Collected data
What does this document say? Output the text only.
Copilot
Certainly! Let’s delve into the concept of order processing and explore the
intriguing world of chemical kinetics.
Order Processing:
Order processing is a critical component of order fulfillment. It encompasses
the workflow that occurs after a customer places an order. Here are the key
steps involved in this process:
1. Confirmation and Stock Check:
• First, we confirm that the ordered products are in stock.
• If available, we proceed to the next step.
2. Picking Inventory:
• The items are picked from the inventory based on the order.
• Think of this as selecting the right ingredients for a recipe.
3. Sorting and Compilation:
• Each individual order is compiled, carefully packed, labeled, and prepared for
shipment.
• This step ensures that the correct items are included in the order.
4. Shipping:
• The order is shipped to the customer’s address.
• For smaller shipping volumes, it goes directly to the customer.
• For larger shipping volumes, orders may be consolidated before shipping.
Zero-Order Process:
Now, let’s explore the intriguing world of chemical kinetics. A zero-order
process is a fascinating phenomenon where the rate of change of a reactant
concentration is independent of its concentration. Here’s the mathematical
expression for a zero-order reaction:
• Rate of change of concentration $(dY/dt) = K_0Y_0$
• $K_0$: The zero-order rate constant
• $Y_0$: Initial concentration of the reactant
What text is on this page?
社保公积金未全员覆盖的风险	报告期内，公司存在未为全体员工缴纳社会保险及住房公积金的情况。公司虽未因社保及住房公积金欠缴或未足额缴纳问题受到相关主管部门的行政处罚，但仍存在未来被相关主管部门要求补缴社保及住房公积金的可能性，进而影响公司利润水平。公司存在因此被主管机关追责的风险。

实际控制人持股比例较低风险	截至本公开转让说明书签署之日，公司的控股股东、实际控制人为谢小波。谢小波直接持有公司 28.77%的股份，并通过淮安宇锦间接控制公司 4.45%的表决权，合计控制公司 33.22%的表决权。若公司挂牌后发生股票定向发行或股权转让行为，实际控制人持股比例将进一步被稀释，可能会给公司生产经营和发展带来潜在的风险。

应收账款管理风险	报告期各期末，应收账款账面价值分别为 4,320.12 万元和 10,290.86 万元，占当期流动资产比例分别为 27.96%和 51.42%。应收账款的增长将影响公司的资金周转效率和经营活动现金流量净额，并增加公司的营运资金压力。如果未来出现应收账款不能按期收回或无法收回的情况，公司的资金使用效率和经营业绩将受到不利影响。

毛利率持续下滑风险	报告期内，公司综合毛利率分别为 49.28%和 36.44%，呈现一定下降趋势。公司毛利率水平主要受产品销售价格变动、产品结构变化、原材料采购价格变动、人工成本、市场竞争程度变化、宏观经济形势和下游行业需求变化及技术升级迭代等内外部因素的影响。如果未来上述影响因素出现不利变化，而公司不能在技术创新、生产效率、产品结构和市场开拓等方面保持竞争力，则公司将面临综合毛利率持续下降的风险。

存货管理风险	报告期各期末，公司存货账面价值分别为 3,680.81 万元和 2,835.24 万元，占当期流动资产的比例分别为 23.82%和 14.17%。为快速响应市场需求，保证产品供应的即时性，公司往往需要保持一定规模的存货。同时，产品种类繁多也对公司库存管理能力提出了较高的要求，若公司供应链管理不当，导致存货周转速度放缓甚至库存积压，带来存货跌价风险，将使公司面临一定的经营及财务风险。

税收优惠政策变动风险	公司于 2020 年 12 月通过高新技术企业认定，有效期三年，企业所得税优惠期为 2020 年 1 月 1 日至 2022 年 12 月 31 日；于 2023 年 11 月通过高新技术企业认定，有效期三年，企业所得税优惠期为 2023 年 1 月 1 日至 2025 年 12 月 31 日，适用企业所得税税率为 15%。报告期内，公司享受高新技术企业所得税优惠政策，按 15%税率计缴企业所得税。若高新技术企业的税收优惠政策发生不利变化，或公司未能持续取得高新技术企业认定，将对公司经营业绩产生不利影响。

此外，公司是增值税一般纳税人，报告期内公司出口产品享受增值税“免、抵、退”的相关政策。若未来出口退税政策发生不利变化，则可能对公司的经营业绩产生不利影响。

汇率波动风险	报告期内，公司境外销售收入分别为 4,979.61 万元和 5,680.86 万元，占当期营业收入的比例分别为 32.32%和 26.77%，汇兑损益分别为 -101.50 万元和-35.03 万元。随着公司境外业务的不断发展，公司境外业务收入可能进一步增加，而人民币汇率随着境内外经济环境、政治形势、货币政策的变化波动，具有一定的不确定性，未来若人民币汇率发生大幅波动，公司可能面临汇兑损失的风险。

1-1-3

[Written request]
From the line containing "What text is on this page?" through the closing line of the material above, return every line exactly and omit all others.

[Written solution]
What text is on this page?
社保公积金未全员覆盖的风险	报告期内，公司存在未为全体员工缴纳社会保险及住房公积金的情况。公司虽未因社保及住房公积金欠缴或未足额缴纳问题受到相关主管部门的行政处罚，但仍存在未来被相关主管部门要求补缴社保及住房公积金的可能性，进而影响公司利润水平。公司存在因此被主管机关追责的风险。

实际控制人持股比例较低风险	截至本公开转让说明书签署之日，公司的控股股东、实际控制人为谢小波。谢小波直接持有公司 28.77%的股份，并通过淮安宇锦间接控制公司 4.45%的表决权，合计控制公司 33.22%的表决权。若公司挂牌后发生股票定向发行或股权转让行为，实际控制人持股比例将进一步被稀释，可能会给公司生产经营和发展带来潜在的风险。

应收账款管理风险	报告期各期末，应收账款账面价值分别为 4,320.12 万元和 10,290.86 万元，占当期流动资产比例分别为 27.96%和 51.42%。应收账款的增长将影响公司的资金周转效率和经营活动现金流量净额，并增加公司的营运资金压力。如果未来出现应收账款不能按期收回或无法收回的情况，公司的资金使用效率和经营业绩将受到不利影响。

毛利率持续下滑风险	报告期内，公司综合毛利率分别为 49.28%和 36.44%，呈现一定下降趋势。公司毛利率水平主要受产品销售价格变动、产品结构变化、原材料采购价格变动、人工成本、市场竞争程度变化、宏观经济形势和下游行业需求变化及技术升级迭代等内外部因素的影响。如果未来上述影响因素出现不利变化，而公司不能在技术创新、生产效率、产品结构和市场开拓等方面保持竞争力，则公司将面临综合毛利率持续下降的风险。

存货管理风险	报告期各期末，公司存货账面价值分别为 3,680.81 万元和 2,835.24 万元，占当期流动资产的比例分别为 23.82%和 14.17%。为快速响应市场需求，保证产品供应的即时性，公司往往需要保持一定规模的存货。同时，产品种类繁多也对公司库存管理能力提出了较高的要求，若公司供应链管理不当，导致存货周转速度放缓甚至库存积压，带来存货跌价风险，将使公司面临一定的经营及财务风险。

税收优惠政策变动风险	公司于 2020 年 12 月通过高新技术企业认定，有效期三年，企业所得税优惠期为 2020 年 1 月 1 日至 2022 年 12 月 31 日；于 2023 年 11 月通过高新技术企业认定，有效期三年，企业所得税优惠期为 2023 年 1 月 1 日至 2025 年 12 月 31 日，适用企业所得税税率为 15%。报告期内，公司享受高新技术企业所得税优惠政策，按 15%税率计缴企业所得税。若高新技术企业的税收优惠政策发生不利变化，或公司未能持续取得高新技术企业认定，将对公司经营业绩产生不利影响。

此外，公司是增值税一般纳税人，报告期内公司出口产品享受增值税“免、抵、退”的相关政策。若未来出口退税政策发生不利变化，则可能对公司的经营业绩产生不利影响。

汇率波动风险	报告期内，公司境外销售收入分别为 4,979.61 万元和 5,680.86 万元，占当期营业收入的比例分别为 32.32%和 26.77%，汇兑损益分别为 -101.50 万元和-35.03 万元。随着公司境外业务的不断发展，公司境外业务收入可能进一步增加，而人民币汇率随着境内外经济环境、政治形势、货币政策的变化波动，具有一定的不确定性，未来若人民币汇率发生大幅波动，公司可能面临汇兑损失的风险。

1-1-3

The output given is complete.